- **Your instructions**
Without the pictures, can you quote each line below exactly?

- **Task inputs**
↓

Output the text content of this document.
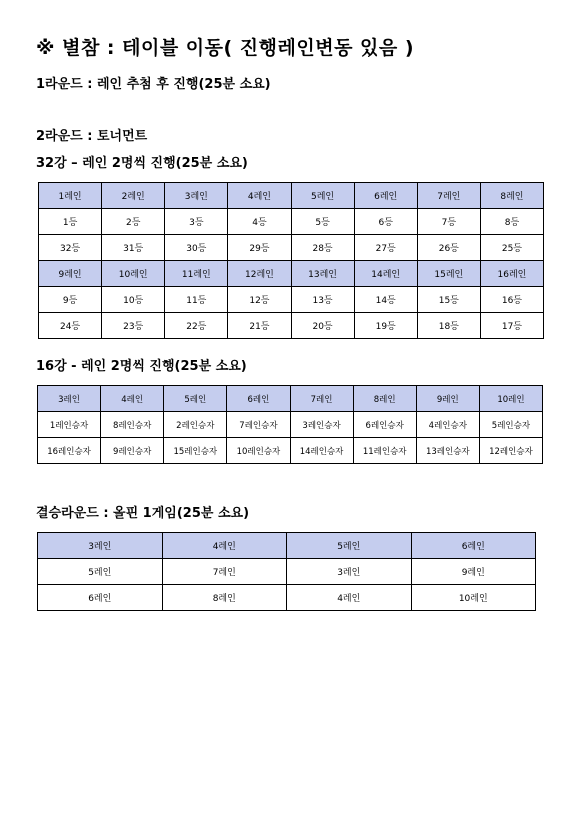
※ 별참 : 테이블 이동( 진행레인변동 있음 )
1라운드 : 레인 추첨 후 진행(25분 소요)
2라운드 : 토너먼트
32강 – 레인 2명씩 진행(25분 소요)
1레인	2레인	3레인	4레인	5레인	6레인	7레인	8레인
1등	2등	3등	4등	5등	6등	7등	8등
32등	31등	30등	29등	28등	27등	26등	25등
9레인	10레인	11레인	12레인	13레인	14레인	15레인	16레인
9등	10등	11등	12등	13등	14등	15등	16등
24등	23등	22등	21등	20등	19등	18등	17등
16강 - 레인 2명씩 진행(25분 소요)
3레인	4레인	5레인	6레인	7레인	8레인	9레인	10레인
1레인승자	8레인승자	2레인승자	7레인승자	3레인승자	6레인승자	4레인승자	5레인승자
16레인승자	9레인승자	15레인승자	10레인승자	14레인승자	11레인승자	13레인승자	12레인승자
결승라운드 : 올핀 1게임(25분 소요)
3레인	4레인	5레인	6레인
5레인	7레인	3레인	9레인
6레인	8레인	4레인	10레인
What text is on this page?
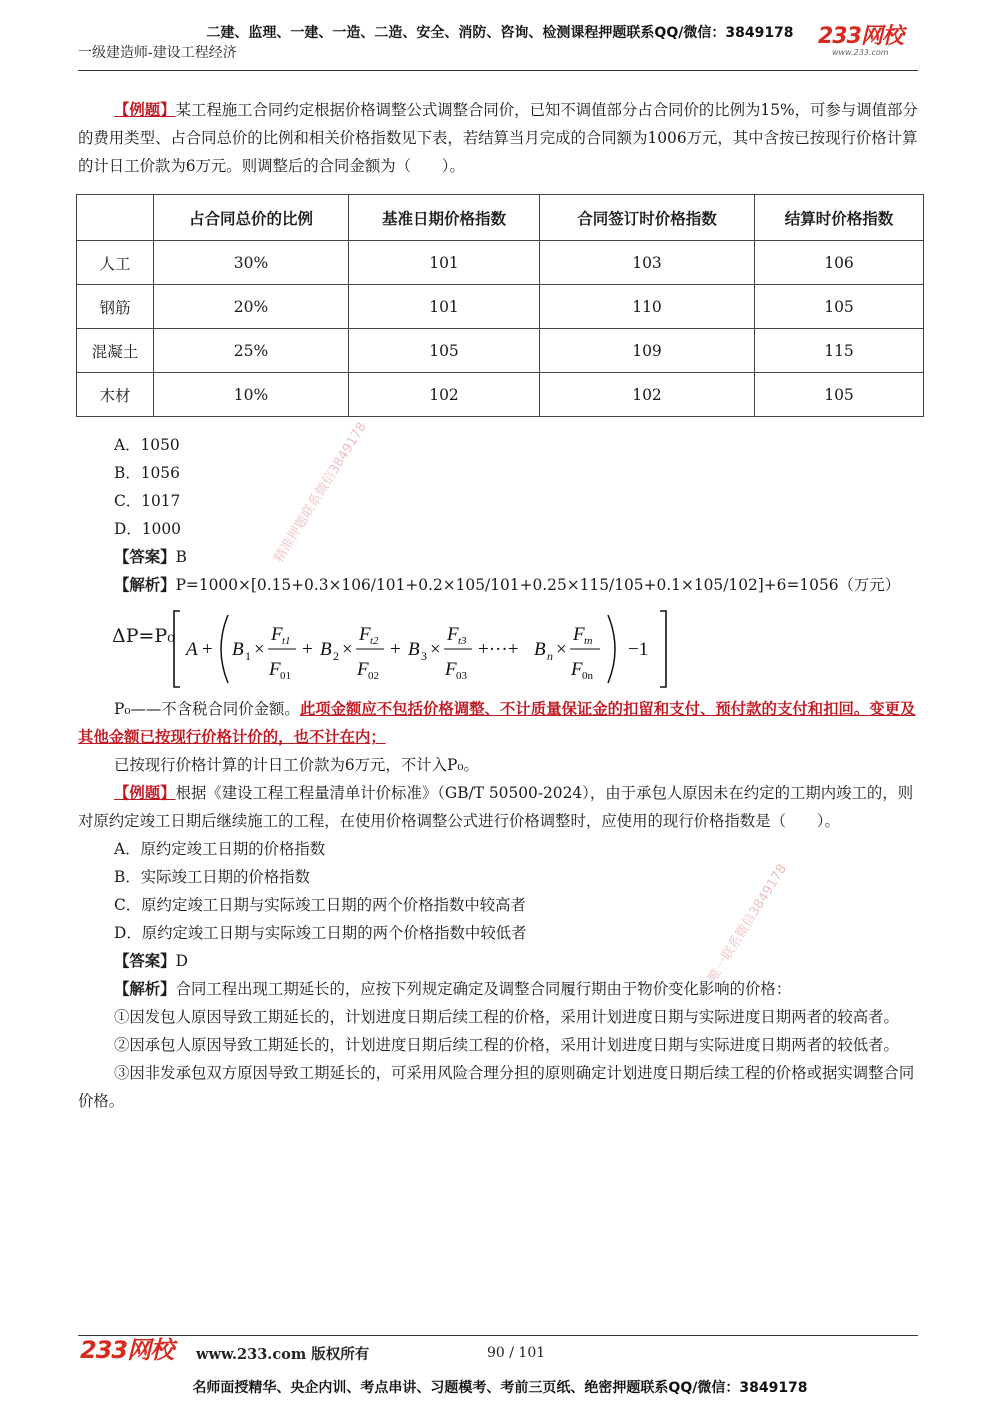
二建、监理、一建、一造、二造、安全、消防、咨询、检测课程押题联系QQ/微信：3849178
一级建造师-建设工程经济
233网校
www.233.com

【例题】某工程施工合同约定根据价格调整公式调整合同价，已知不调值部分占合同价的比例为15%，可参与调值部分的费用类型、占合同总价的比例和相关价格指数见下表，若结算当月完成的合同额为1006万元，其中含按已按现行价格计算的计日工价款为6万元。则调整后的合同金额为（　　）。

	占合同总价的比例	基准日期价格指数	合同签订时价格指数	结算时价格指数
人工	30%	101	103	106
钢筋	20%	101	110	105
混凝土	25%	105	109	115
木材	10%	102	102	105

A．1050

B．1056

C．1017

D．1000

【答案】B

【解析】P=1000×[0.15+0.3×106/101+0.2×105/101+0.25×115/105+0.1×105/102]+6=1056（万元）

ΔP=P₀
A + B 1 ×
F t1
F 01
+ B 2 ×
F t2
F 02
+ B 3 ×
F t3
F 03
+···+ B n ×
F tn
F 0n
−1

P₀——不含税合同价金额。此项金额应不包括价格调整、不计质量保证金的扣留和支付、预付款的支付和扣回。变更及其他金额已按现行价格计价的，也不计在内；

已按现行价格计算的计日工价款为6万元，不计入P₀。

【例题】根据《建设工程工程量清单计价标准》（GB/T 50500-2024），由于承包人原因未在约定的工期内竣工的，则对原约定竣工日期后继续施工的工程，在使用价格调整公式进行价格调整时，应使用的现行价格指数是（　　）。

A．原约定竣工日期的价格指数

B．实际竣工日期的价格指数

C．原约定竣工日期与实际竣工日期的两个价格指数中较高者

D．原约定竣工日期与实际竣工日期的两个价格指数中较低者

【答案】D

【解析】合同工程出现工期延长的，应按下列规定确定及调整合同履行期由于物价变化影响的价格：

①因发包人原因导致工期延长的，计划进度日期后续工程的价格，采用计划进度日期与实际进度日期两者的较高者。

②因承包人原因导致工期延长的，计划进度日期后续工程的价格，采用计划进度日期与实际进度日期两者的较低者。

③因非发承包双方原因导致工期延长的，可采用风险合理分担的原则确定计划进度日期后续工程的价格或据实调整合同价格。

精准押题联系微信3849178
唯一联系微信3849178
233网校 www.233.com 版权所有	90 / 101
名师面授精华、央企内训、考点串讲、习题模考、考前三页纸、绝密押题联系QQ/微信：3849178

↑

- **Task answer**
Output the text content of this document.
※ 별참 : 테이블 이동( 진행레인변동 있음 )
1라운드 : 레인 추첨 후 진행(25분 소요)
2라운드 : 토너먼트
32강 – 레인 2명씩 진행(25분 소요)
1레인	2레인	3레인	4레인	5레인	6레인	7레인	8레인
1등	2등	3등	4등	5등	6등	7등	8등
32등	31등	30등	29등	28등	27등	26등	25등
9레인	10레인	11레인	12레인	13레인	14레인	15레인	16레인
9등	10등	11등	12등	13등	14등	15등	16등
24등	23등	22등	21등	20등	19등	18등	17등
16강 - 레인 2명씩 진행(25분 소요)
3레인	4레인	5레인	6레인	7레인	8레인	9레인	10레인
1레인승자	8레인승자	2레인승자	7레인승자	3레인승자	6레인승자	4레인승자	5레인승자
16레인승자	9레인승자	15레인승자	10레인승자	14레인승자	11레인승자	13레인승자	12레인승자
결승라운드 : 올핀 1게임(25분 소요)
3레인	4레인	5레인	6레인
5레인	7레인	3레인	9레인
6레인	8레인	4레인	10레인
What text is on this page?
二建、监理、一建、一造、二造、安全、消防、咨询、检测课程押题联系QQ/微信：3849178
一级建造师-建设工程经济
233网校
www.233.com

【例题】某工程施工合同约定根据价格调整公式调整合同价，已知不调值部分占合同价的比例为15%，可参与调值部分的费用类型、占合同总价的比例和相关价格指数见下表，若结算当月完成的合同额为1006万元，其中含按已按现行价格计算的计日工价款为6万元。则调整后的合同金额为（　　）。

	占合同总价的比例	基准日期价格指数	合同签订时价格指数	结算时价格指数
人工	30%	101	103	106
钢筋	20%	101	110	105
混凝土	25%	105	109	115
木材	10%	102	102	105

A．1050

B．1056

C．1017

D．1000

【答案】B

【解析】P=1000×[0.15+0.3×106/101+0.2×105/101+0.25×115/105+0.1×105/102]+6=1056（万元）

ΔP=P₀
A + B 1 ×
F t1
F 01
+ B 2 ×
F t2
F 02
+ B 3 ×
F t3
F 03
+···+ B n ×
F tn
F 0n
−1

P₀——不含税合同价金额。此项金额应不包括价格调整、不计质量保证金的扣留和支付、预付款的支付和扣回。变更及其他金额已按现行价格计价的，也不计在内；

已按现行价格计算的计日工价款为6万元，不计入P₀。

【例题】根据《建设工程工程量清单计价标准》（GB/T 50500-2024），由于承包人原因未在约定的工期内竣工的，则对原约定竣工日期后继续施工的工程，在使用价格调整公式进行价格调整时，应使用的现行价格指数是（　　）。

A．原约定竣工日期的价格指数

B．实际竣工日期的价格指数

C．原约定竣工日期与实际竣工日期的两个价格指数中较高者

D．原约定竣工日期与实际竣工日期的两个价格指数中较低者

【答案】D

【解析】合同工程出现工期延长的，应按下列规定确定及调整合同履行期由于物价变化影响的价格：

①因发包人原因导致工期延长的，计划进度日期后续工程的价格，采用计划进度日期与实际进度日期两者的较高者。

②因承包人原因导致工期延长的，计划进度日期后续工程的价格，采用计划进度日期与实际进度日期两者的较低者。

③因非发承包双方原因导致工期延长的，可采用风险合理分担的原则确定计划进度日期后续工程的价格或据实调整合同价格。

精准押题联系微信3849178
唯一联系微信3849178
233网校 www.233.com 版权所有	90 / 101
名师面授精华、央企内训、考点串讲、习题模考、考前三页纸、绝密押题联系QQ/微信：3849178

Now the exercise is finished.